Metinden Alıntı.
################

Bir kara deliği
bulma konusundaki ilk yöntemlerden biri, yörünge parametrelerine başvurarak bir
çift yıldızın iki bileşeninin kütlelerinin belirlenmesiydi. Böylece çift
yıldızlardan diğer bileşeni görünmez olan, kütlesi az olan bileşenler,
yörüngelerindeki hızlarına da dikkat edilerek araştırıldı. Bileşenlerden,
kütlesi büyük ve görünmez olanı, -normalde böyle kütledeki bir yıldızın
kolaylıkla görülebilmesi gerektiğine göre- genellikle bir nötron yıldızı olarak
veya bir kara delik olarak yorumlanabilir. O zaman, yörünge eğikliği açısı da
bilinmiyorsa, yoldaşının kütlesinin nötron yıldızlarının maksimum kütle
sınırını (yaklaşık 3,3 güneş kütlesi) geçip geçmediğine bakılır. Eğer sınırı
geçiyorsa bu bir kara deliktir, geçmiyorsa bir ak cüce olabilir.
Kara delik ve bir yıldızdan oluşan bir çift yıldız sisteminde "akış"ların oluşumu; yıldızdan çekilen gaz kara deliğe yaklaşırken, "akış"tan oluşan maddeyi üreten yığılım diskini yaratır.
Bunun yanı sıra,
bazı yıldızsal kara deliklerin gama ışınları dalgalarının yayını sırasında
belirdikleri bilgisi göz önünde bulundurulur. Zaten böyle kara delikler süpernova
halindeki (Wolf-Rayet yıldızı gibi) büyük bir yıldızın patlaması yoluyla
oluşabilirler ve collapsar örneğiyle tanımlanan bazı hallerde kara delik bir
gama ışınları dalgası üretildiği an oluşur. Böylece, bir gama ışınları dalga
yayını (GRB) bir kara deliğin doğumunun işareti olabilir. Süpernovalar
vasıtasıyla daha küçük kütleli kara delikler de oluşabilir. Örneğin 1987A
süpernovasından kalan artıkların bir kara deliğe dönüştüğü düşünülmektedir.

################

Sağlanan Malzeme.
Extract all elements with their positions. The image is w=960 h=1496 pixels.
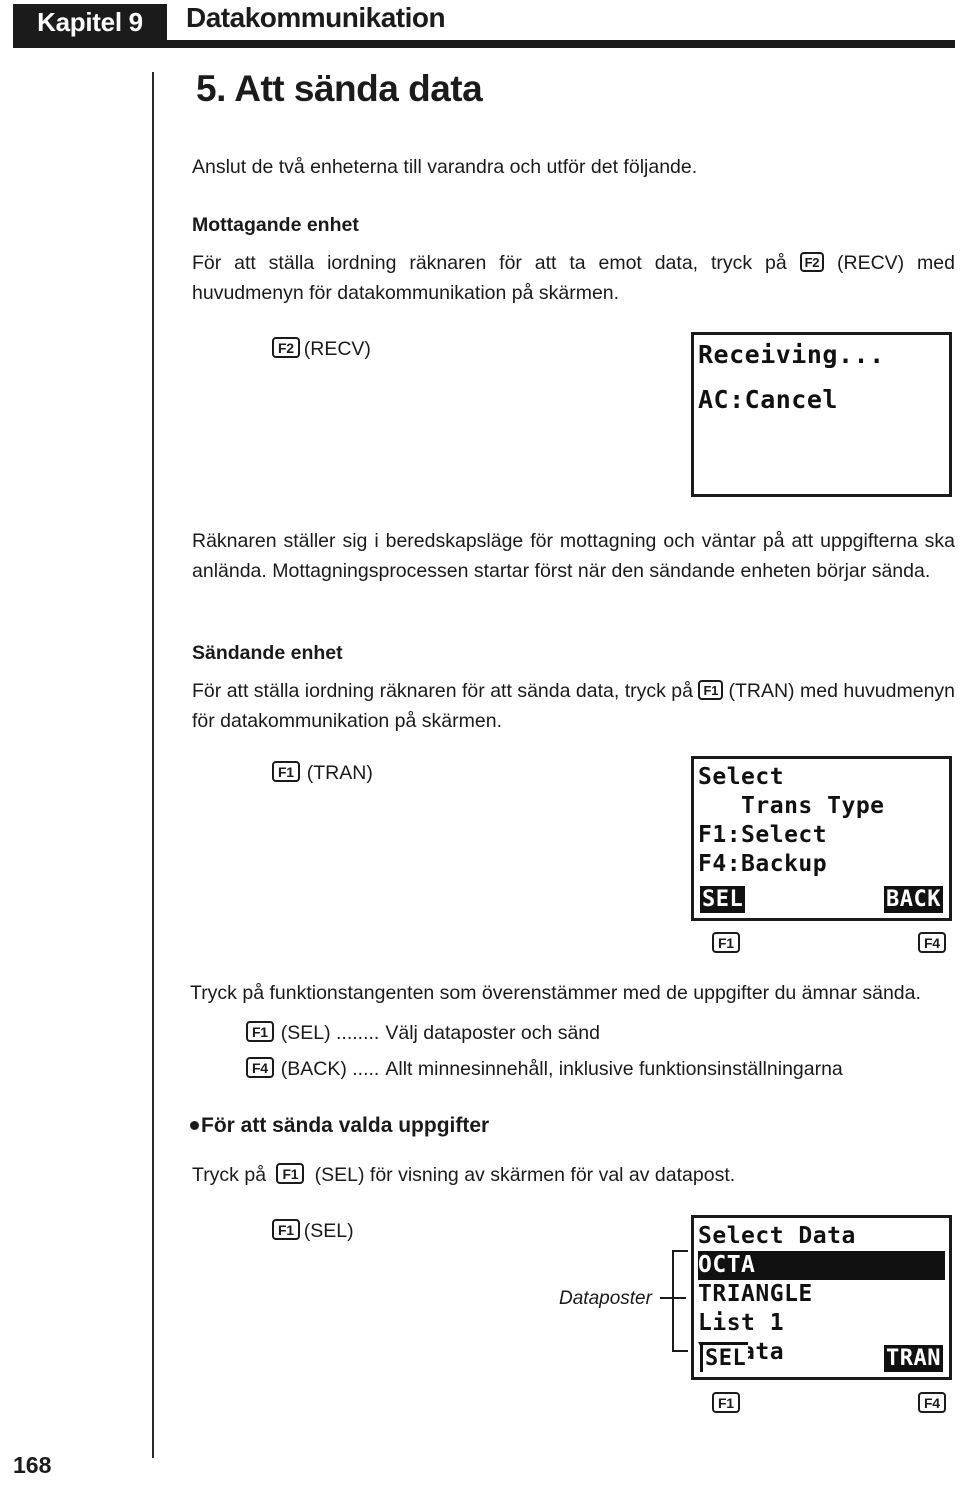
lcd-trans-line4: F4:Backup xyxy=(698,851,828,877)
lcd-tab-sel[interactable]: SEL xyxy=(700,886,746,913)
sending-option-back: F4 (BACK) ..... Allt minnesinnehåll, inklu… xyxy=(246,1054,960,1084)
receiving-paragraph: För att ställa iordning räknaren för att… xyxy=(192,248,955,308)
f4-key-icon-under-trans: F4 xyxy=(918,932,946,953)
sending-option-sel-desc: Välj dataposter och sänd xyxy=(385,1022,601,1044)
f1-key-icon-sel-caption: F1 xyxy=(272,1219,300,1240)
page-header: Kapitel 9 Datakommunikation xyxy=(0,0,960,56)
sel-caption-text: (SEL) xyxy=(303,1220,354,1242)
dataposter-label: Dataposter xyxy=(559,1288,652,1309)
f1-key-icon: F1 xyxy=(698,680,724,700)
selected-paragraph: Tryck på F1 (SEL) för visning av skärmen… xyxy=(192,1160,955,1190)
selected-bullet-heading-text: För att sända valda uppgifter xyxy=(201,1114,490,1137)
sending-paragraph: För att ställa iordning räknaren för att… xyxy=(192,676,955,736)
lcd-select-data-row-2[interactable]: List 1 xyxy=(698,1309,945,1338)
page-title: 5. Att sända data xyxy=(196,68,483,109)
selected-text-a: Tryck på xyxy=(192,1164,267,1186)
lcd-receiving-line2: AC:Cancel xyxy=(698,385,838,414)
sending-heading: Sändande enhet xyxy=(192,642,343,664)
tran-caption-text: (TRAN) xyxy=(306,762,373,784)
f2-key-icon-caption: F2 xyxy=(272,337,300,358)
f1-key-icon-selected: F1 xyxy=(276,1163,305,1184)
receiving-note: Räknaren ställer sig i beredskapsläge fö… xyxy=(192,530,955,582)
f1-key-icon-under-trans: F1 xyxy=(712,932,740,953)
f4-key-icon-option: F4 xyxy=(246,1057,274,1078)
lcd-select-data-row-0[interactable]: OCTA xyxy=(698,1251,945,1280)
lcd-trans-line1: Select xyxy=(698,764,785,790)
lcd-trans-line2: Trans Type xyxy=(698,793,885,819)
page-number: 168 xyxy=(13,1452,52,1478)
sending-option-sel: F1 (SEL) ........ Välj dataposter och sänd xyxy=(246,1018,960,1048)
sending-text-a: För att ställa iordning räknaren för att… xyxy=(192,680,693,702)
recv-caption-text: (RECV) xyxy=(303,338,371,360)
f1-key-icon-under-select: F1 xyxy=(712,1392,740,1413)
receiving-heading: Mottagande enhet xyxy=(192,214,359,236)
lcd-select-data-row-1[interactable]: TRIANGLE xyxy=(698,1280,945,1309)
header-rule xyxy=(13,40,955,48)
fkey-caption-f1-select: F1 xyxy=(712,1392,740,1413)
lcd-receiving-content: Receiving... AC:Cancel xyxy=(698,339,945,490)
selected-text-b: (SEL) för visning av skärmen för val av … xyxy=(314,1164,736,1186)
dataposter-bracket xyxy=(672,1250,688,1352)
selected-bullet-heading: För att sända valda uppgifter xyxy=(190,1114,489,1138)
f4-key-icon-under-select: F4 xyxy=(918,1392,946,1413)
f1-key-icon-option: F1 xyxy=(246,1021,274,1042)
fkey-caption-f4-select: F4 xyxy=(918,1392,946,1413)
tran-caption: F1 (TRAN) xyxy=(272,758,373,788)
left-vertical-rule xyxy=(152,72,154,1458)
sending-option-back-label: (BACK) ..... xyxy=(280,1058,380,1080)
f1-key-icon-caption: F1 xyxy=(272,761,300,782)
lcd-tab-sel-outline[interactable]: SEL xyxy=(700,1342,749,1372)
lcd-select-data-title: Select Data xyxy=(698,1223,856,1249)
sending-instruction: Tryck på funktionstangenten som överenst… xyxy=(190,982,921,1004)
receiving-text-a: För att ställa iordning räknaren för att… xyxy=(192,252,787,274)
lcd-tab-tran[interactable]: TRAN xyxy=(884,1345,943,1372)
fkey-caption-f1-trans: F1 xyxy=(712,932,740,953)
chapter-title: Datakommunikation xyxy=(186,2,446,33)
lcd-receiving-line1: Receiving... xyxy=(698,340,885,369)
lcd-screen-trans-type: Select Trans Type F1:Select F4:Backup SE… xyxy=(691,756,952,921)
sending-option-sel-label: (SEL) ........ xyxy=(280,1022,380,1044)
f2-key-icon: F2 xyxy=(799,252,825,272)
lcd-screen-receiving: Receiving... AC:Cancel xyxy=(691,332,952,497)
lcd-screen-select-data: Select Data OCTA TRIANGLE List 1 Y=Data … xyxy=(691,1215,952,1380)
lcd-trans-tabs: SEL BACK xyxy=(698,883,945,913)
sending-option-back-desc: Allt minnesinnehåll, inklusive funktions… xyxy=(385,1058,843,1080)
lcd-tab-back[interactable]: BACK xyxy=(884,886,943,913)
fkey-caption-f4-trans: F4 xyxy=(918,932,946,953)
sel-caption: F1 (SEL) xyxy=(272,1216,354,1246)
chapter-badge: Kapitel 9 xyxy=(13,4,167,40)
intro-paragraph: Anslut de två enheterna till varandra oc… xyxy=(192,156,698,178)
bullet-dot-icon xyxy=(190,1121,199,1130)
recv-caption: F2 (RECV) xyxy=(272,334,371,364)
lcd-select-data-tabs: SEL TRAN xyxy=(698,1342,945,1372)
lcd-trans-line3: F1:Select xyxy=(698,822,828,848)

################

Yapılacaklar.
1. Aşağıdaki (a), (b) ve (c) ifadelerinin kara delikler hakkındaki metne uyup uymadığını belirtin. Her biri için evet ya da hayır deyin ve kararı veren sözcükleri metinden olduğu gibi alıntılayın.
(a) Nötron yıldızlarının maksimum kütle sınırı yaklaşık 3,3 güneş kütlesidir.
(b) Kütlesi bu sınırı geçen görünmez bileşen bir ak cüce olarak yorumlanır.
(c) 1987A süpernovasından kalan artıkların bir nötron yıldızına dönüştüğü düşünülmektedir.
2. Kara delikler hakkındaki metnin "Kara delik ve" sözcükleriyle başlayıp "deliğe dönüştüğü düşünülmektedir." sözcükleriyle biten bölümünü kelimesi kelimesine aktarın.

Alıştırma Çözümleri.
1.
(a) Evet: "nötron yıldızlarının maksimum kütle sınırını (yaklaşık 3,3 güneş kütlesi)"
(b) Hayır: "Eğer sınırı geçiyorsa bu bir kara deliktir, geçmiyorsa bir ak cüce olabilir."
(c) Hayır: "Örneğin 1987A süpernovasından kalan artıkların bir kara deliğe dönüştüğü düşünülmektedir."

2.
Kara delik ve bir yıldızdan oluşan bir çift yıldız sisteminde "akış"ların oluşumu; yıldızdan çekilen gaz kara deliğe yaklaşırken, "akış"tan oluşan maddeyi üreten yığılım diskini yaratır.
Bunun yanı sıra,
bazı yıldızsal kara deliklerin gama ışınları dalgalarının yayını sırasında
belirdikleri bilgisi göz önünde bulundurulur. Zaten böyle kara delikler süpernova
halindeki (Wolf-Rayet yıldızı gibi) büyük bir yıldızın patlaması yoluyla
oluşabilirler ve collapsar örneğiyle tanımlanan bazı hallerde kara delik bir
gama ışınları dalgası üretildiği an oluşur. Böylece, bir gama ışınları dalga
yayını (GRB) bir kara deliğin doğumunun işareti olabilir. Süpernovalar
vasıtasıyla daha küçük kütleli kara delikler de oluşabilir. Örneğin 1987A
süpernovasından kalan artıkların bir kara deliğe dönüştüğü düşünülmektedir.